Write out the full set of records below exactly.

■ Stored rows

.....

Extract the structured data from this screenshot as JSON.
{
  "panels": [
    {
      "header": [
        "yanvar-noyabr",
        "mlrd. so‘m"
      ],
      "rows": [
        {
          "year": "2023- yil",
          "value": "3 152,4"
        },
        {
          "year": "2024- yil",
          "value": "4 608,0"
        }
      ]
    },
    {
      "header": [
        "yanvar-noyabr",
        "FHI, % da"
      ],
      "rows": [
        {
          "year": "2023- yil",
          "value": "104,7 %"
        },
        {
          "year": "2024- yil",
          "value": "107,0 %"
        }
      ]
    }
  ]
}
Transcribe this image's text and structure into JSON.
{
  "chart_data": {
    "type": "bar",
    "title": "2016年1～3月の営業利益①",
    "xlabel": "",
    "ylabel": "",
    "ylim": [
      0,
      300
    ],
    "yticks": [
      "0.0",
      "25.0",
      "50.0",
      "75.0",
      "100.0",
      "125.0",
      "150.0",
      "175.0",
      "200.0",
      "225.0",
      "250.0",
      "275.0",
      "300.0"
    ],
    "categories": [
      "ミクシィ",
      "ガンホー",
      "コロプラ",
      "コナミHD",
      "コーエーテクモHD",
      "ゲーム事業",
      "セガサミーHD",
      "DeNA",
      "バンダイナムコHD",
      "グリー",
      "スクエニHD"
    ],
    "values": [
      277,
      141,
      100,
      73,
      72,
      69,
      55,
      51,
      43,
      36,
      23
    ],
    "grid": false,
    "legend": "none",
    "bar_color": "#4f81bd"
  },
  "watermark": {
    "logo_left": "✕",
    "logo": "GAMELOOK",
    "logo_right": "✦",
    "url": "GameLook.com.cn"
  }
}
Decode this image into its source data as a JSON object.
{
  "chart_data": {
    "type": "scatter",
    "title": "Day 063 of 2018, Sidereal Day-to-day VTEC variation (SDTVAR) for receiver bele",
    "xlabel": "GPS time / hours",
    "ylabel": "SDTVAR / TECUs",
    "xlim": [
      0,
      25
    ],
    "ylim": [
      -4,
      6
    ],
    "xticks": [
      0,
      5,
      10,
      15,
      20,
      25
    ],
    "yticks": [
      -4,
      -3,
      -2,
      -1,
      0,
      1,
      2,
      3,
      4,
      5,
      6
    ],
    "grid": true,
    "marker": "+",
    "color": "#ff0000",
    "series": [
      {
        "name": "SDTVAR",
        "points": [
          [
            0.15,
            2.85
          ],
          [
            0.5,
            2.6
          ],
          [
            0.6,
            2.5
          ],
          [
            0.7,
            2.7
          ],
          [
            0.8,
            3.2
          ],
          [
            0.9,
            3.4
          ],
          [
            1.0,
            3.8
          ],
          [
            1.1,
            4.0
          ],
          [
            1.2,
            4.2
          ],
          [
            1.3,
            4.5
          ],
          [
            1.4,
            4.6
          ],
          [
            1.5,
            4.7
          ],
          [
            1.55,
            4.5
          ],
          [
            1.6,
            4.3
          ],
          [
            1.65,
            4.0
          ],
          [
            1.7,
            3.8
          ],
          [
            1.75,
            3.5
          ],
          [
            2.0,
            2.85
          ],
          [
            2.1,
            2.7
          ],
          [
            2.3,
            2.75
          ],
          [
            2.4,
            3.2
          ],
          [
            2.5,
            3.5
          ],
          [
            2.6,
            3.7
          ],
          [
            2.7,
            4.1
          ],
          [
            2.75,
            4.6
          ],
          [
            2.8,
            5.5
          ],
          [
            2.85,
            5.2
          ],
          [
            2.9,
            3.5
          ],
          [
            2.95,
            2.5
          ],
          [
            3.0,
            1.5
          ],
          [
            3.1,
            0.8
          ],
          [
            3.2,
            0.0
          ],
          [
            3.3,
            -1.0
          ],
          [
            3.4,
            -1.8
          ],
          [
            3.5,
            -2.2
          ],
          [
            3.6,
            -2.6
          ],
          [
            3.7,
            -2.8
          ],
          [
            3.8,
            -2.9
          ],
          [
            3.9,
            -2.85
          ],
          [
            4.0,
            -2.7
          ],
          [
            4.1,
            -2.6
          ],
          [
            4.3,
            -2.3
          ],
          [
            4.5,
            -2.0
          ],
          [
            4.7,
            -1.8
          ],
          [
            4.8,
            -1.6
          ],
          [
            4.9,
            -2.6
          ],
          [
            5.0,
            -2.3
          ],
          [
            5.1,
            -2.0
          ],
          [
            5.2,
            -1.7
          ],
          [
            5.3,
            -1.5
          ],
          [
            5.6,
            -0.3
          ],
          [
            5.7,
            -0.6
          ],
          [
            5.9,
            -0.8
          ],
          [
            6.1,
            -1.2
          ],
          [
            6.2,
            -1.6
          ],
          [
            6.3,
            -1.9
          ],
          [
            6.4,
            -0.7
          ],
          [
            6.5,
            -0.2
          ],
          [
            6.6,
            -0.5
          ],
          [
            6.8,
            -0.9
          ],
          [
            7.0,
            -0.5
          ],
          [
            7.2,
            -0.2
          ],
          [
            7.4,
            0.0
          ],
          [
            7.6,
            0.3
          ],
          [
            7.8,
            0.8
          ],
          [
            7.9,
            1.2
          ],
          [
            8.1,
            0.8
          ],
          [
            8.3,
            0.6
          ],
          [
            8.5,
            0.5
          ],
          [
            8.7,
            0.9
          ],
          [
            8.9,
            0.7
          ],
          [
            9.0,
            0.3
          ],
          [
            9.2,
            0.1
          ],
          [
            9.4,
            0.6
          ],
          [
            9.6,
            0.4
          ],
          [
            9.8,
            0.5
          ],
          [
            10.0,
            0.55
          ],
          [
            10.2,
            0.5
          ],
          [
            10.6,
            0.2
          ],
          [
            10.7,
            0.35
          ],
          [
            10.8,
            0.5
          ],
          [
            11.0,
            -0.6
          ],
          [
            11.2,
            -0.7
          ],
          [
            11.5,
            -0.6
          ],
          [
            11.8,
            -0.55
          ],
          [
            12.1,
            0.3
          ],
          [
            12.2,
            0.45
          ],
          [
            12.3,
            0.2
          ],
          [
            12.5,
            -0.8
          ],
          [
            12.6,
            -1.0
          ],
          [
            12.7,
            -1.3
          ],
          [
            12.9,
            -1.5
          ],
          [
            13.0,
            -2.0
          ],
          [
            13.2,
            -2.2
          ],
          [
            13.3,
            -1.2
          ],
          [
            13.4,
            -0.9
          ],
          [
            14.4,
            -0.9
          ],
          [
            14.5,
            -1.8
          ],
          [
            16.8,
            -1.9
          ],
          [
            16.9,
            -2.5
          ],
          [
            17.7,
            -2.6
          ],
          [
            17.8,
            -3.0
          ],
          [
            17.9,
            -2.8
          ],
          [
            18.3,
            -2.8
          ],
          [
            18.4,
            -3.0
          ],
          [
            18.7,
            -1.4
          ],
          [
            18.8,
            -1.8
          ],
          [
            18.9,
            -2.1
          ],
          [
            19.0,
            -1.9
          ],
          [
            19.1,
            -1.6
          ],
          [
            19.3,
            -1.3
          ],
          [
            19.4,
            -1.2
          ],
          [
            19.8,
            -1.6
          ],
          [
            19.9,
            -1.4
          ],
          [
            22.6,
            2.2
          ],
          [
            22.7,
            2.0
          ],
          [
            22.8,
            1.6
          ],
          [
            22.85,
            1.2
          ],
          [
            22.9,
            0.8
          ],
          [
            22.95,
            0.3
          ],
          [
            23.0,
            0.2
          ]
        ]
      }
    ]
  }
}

.....

■ Expected output
Extract the structured data from this screenshot as JSON.
{
  "panels": [
    {
      "header": [
        "yanvar-noyabr",
        "mlrd. so‘m"
      ],
      "rows": [
        {
          "year": "2023- yil",
          "value": "3 152,4"
        },
        {
          "year": "2024- yil",
          "value": "4 608,0"
        }
      ]
    },
    {
      "header": [
        "yanvar-noyabr",
        "FHI, % da"
      ],
      "rows": [
        {
          "year": "2023- yil",
          "value": "104,7 %"
        },
        {
          "year": "2024- yil",
          "value": "107,0 %"
        }
      ]
    }
  ]
}
Transcribe this image's text and structure into JSON.
{
  "chart_data": {
    "type": "bar",
    "title": "2016年1～3月の営業利益①",
    "xlabel": "",
    "ylabel": "",
    "ylim": [
      0,
      300
    ],
    "yticks": [
      "0.0",
      "25.0",
      "50.0",
      "75.0",
      "100.0",
      "125.0",
      "150.0",
      "175.0",
      "200.0",
      "225.0",
      "250.0",
      "275.0",
      "300.0"
    ],
    "categories": [
      "ミクシィ",
      "ガンホー",
      "コロプラ",
      "コナミHD",
      "コーエーテクモHD",
      "ゲーム事業",
      "セガサミーHD",
      "DeNA",
      "バンダイナムコHD",
      "グリー",
      "スクエニHD"
    ],
    "values": [
      277,
      141,
      100,
      73,
      72,
      69,
      55,
      51,
      43,
      36,
      23
    ],
    "grid": false,
    "legend": "none",
    "bar_color": "#4f81bd"
  },
  "watermark": {
    "logo_left": "✕",
    "logo": "GAMELOOK",
    "logo_right": "✦",
    "url": "GameLook.com.cn"
  }
}
Decode this image into its source data as a JSON object.
{
  "chart_data": {
    "type": "scatter",
    "title": "Day 063 of 2018, Sidereal Day-to-day VTEC variation (SDTVAR) for receiver bele",
    "xlabel": "GPS time / hours",
    "ylabel": "SDTVAR / TECUs",
    "xlim": [
      0,
      25
    ],
    "ylim": [
      -4,
      6
    ],
    "xticks": [
      0,
      5,
      10,
      15,
      20,
      25
    ],
    "yticks": [
      -4,
      -3,
      -2,
      -1,
      0,
      1,
      2,
      3,
      4,
      5,
      6
    ],
    "grid": true,
    "marker": "+",
    "color": "#ff0000",
    "series": [
      {
        "name": "SDTVAR",
        "points": [
          [
            0.15,
            2.85
          ],
          [
            0.5,
            2.6
          ],
          [
            0.6,
            2.5
          ],
          [
            0.7,
            2.7
          ],
          [
            0.8,
            3.2
          ],
          [
            0.9,
            3.4
          ],
          [
            1.0,
            3.8
          ],
          [
            1.1,
            4.0
          ],
          [
            1.2,
            4.2
          ],
          [
            1.3,
            4.5
          ],
          [
            1.4,
            4.6
          ],
          [
            1.5,
            4.7
          ],
          [
            1.55,
            4.5
          ],
          [
            1.6,
            4.3
          ],
          [
            1.65,
            4.0
          ],
          [
            1.7,
            3.8
          ],
          [
            1.75,
            3.5
          ],
          [
            2.0,
            2.85
          ],
          [
            2.1,
            2.7
          ],
          [
            2.3,
            2.75
          ],
          [
            2.4,
            3.2
          ],
          [
            2.5,
            3.5
          ],
          [
            2.6,
            3.7
          ],
          [
            2.7,
            4.1
          ],
          [
            2.75,
            4.6
          ],
          [
            2.8,
            5.5
          ],
          [
            2.85,
            5.2
          ],
          [
            2.9,
            3.5
          ],
          [
            2.95,
            2.5
          ],
          [
            3.0,
            1.5
          ],
          [
            3.1,
            0.8
          ],
          [
            3.2,
            0.0
          ],
          [
            3.3,
            -1.0
          ],
          [
            3.4,
            -1.8
          ],
          [
            3.5,
            -2.2
          ],
          [
            3.6,
            -2.6
          ],
          [
            3.7,
            -2.8
          ],
          [
            3.8,
            -2.9
          ],
          [
            3.9,
            -2.85
          ],
          [
            4.0,
            -2.7
          ],
          [
            4.1,
            -2.6
          ],
          [
            4.3,
            -2.3
          ],
          [
            4.5,
            -2.0
          ],
          [
            4.7,
            -1.8
          ],
          [
            4.8,
            -1.6
          ],
          [
            4.9,
            -2.6
          ],
          [
            5.0,
            -2.3
          ],
          [
            5.1,
            -2.0
          ],
          [
            5.2,
            -1.7
          ],
          [
            5.3,
            -1.5
          ],
          [
            5.6,
            -0.3
          ],
          [
            5.7,
            -0.6
          ],
          [
            5.9,
            -0.8
          ],
          [
            6.1,
            -1.2
          ],
          [
            6.2,
            -1.6
          ],
          [
            6.3,
            -1.9
          ],
          [
            6.4,
            -0.7
          ],
          [
            6.5,
            -0.2
          ],
          [
            6.6,
            -0.5
          ],
          [
            6.8,
            -0.9
          ],
          [
            7.0,
            -0.5
          ],
          [
            7.2,
            -0.2
          ],
          [
            7.4,
            0.0
          ],
          [
            7.6,
            0.3
          ],
          [
            7.8,
            0.8
          ],
          [
            7.9,
            1.2
          ],
          [
            8.1,
            0.8
          ],
          [
            8.3,
            0.6
          ],
          [
            8.5,
            0.5
          ],
          [
            8.7,
            0.9
          ],
          [
            8.9,
            0.7
          ],
          [
            9.0,
            0.3
          ],
          [
            9.2,
            0.1
          ],
          [
            9.4,
            0.6
          ],
          [
            9.6,
            0.4
          ],
          [
            9.8,
            0.5
          ],
          [
            10.0,
            0.55
          ],
          [
            10.2,
            0.5
          ],
          [
            10.6,
            0.2
          ],
          [
            10.7,
            0.35
          ],
          [
            10.8,
            0.5
          ],
          [
            11.0,
            -0.6
          ],
          [
            11.2,
            -0.7
          ],
          [
            11.5,
            -0.6
          ],
          [
            11.8,
            -0.55
          ],
          [
            12.1,
            0.3
          ],
          [
            12.2,
            0.45
          ],
          [
            12.3,
            0.2
          ],
          [
            12.5,
            -0.8
          ],
          [
            12.6,
            -1.0
          ],
          [
            12.7,
            -1.3
          ],
          [
            12.9,
            -1.5
          ],
          [
            13.0,
            -2.0
          ],
          [
            13.2,
            -2.2
          ],
          [
            13.3,
            -1.2
          ],
          [
            13.4,
            -0.9
          ],
          [
            14.4,
            -0.9
          ],
          [
            14.5,
            -1.8
          ],
          [
            16.8,
            -1.9
          ],
          [
            16.9,
            -2.5
          ],
          [
            17.7,
            -2.6
          ],
          [
            17.8,
            -3.0
          ],
          [
            17.9,
            -2.8
          ],
          [
            18.3,
            -2.8
          ],
          [
            18.4,
            -3.0
          ],
          [
            18.7,
            -1.4
          ],
          [
            18.8,
            -1.8
          ],
          [
            18.9,
            -2.1
          ],
          [
            19.0,
            -1.9
          ],
          [
            19.1,
            -1.6
          ],
          [
            19.3,
            -1.3
          ],
          [
            19.4,
            -1.2
          ],
          [
            19.8,
            -1.6
          ],
          [
            19.9,
            -1.4
          ],
          [
            22.6,
            2.2
          ],
          [
            22.7,
            2.0
          ],
          [
            22.8,
            1.6
          ],
          [
            22.85,
            1.2
          ],
          [
            22.9,
            0.8
          ],
          [
            22.95,
            0.3
          ],
          [
            23.0,
            0.2
          ]
        ]
      }
    ]
  }
}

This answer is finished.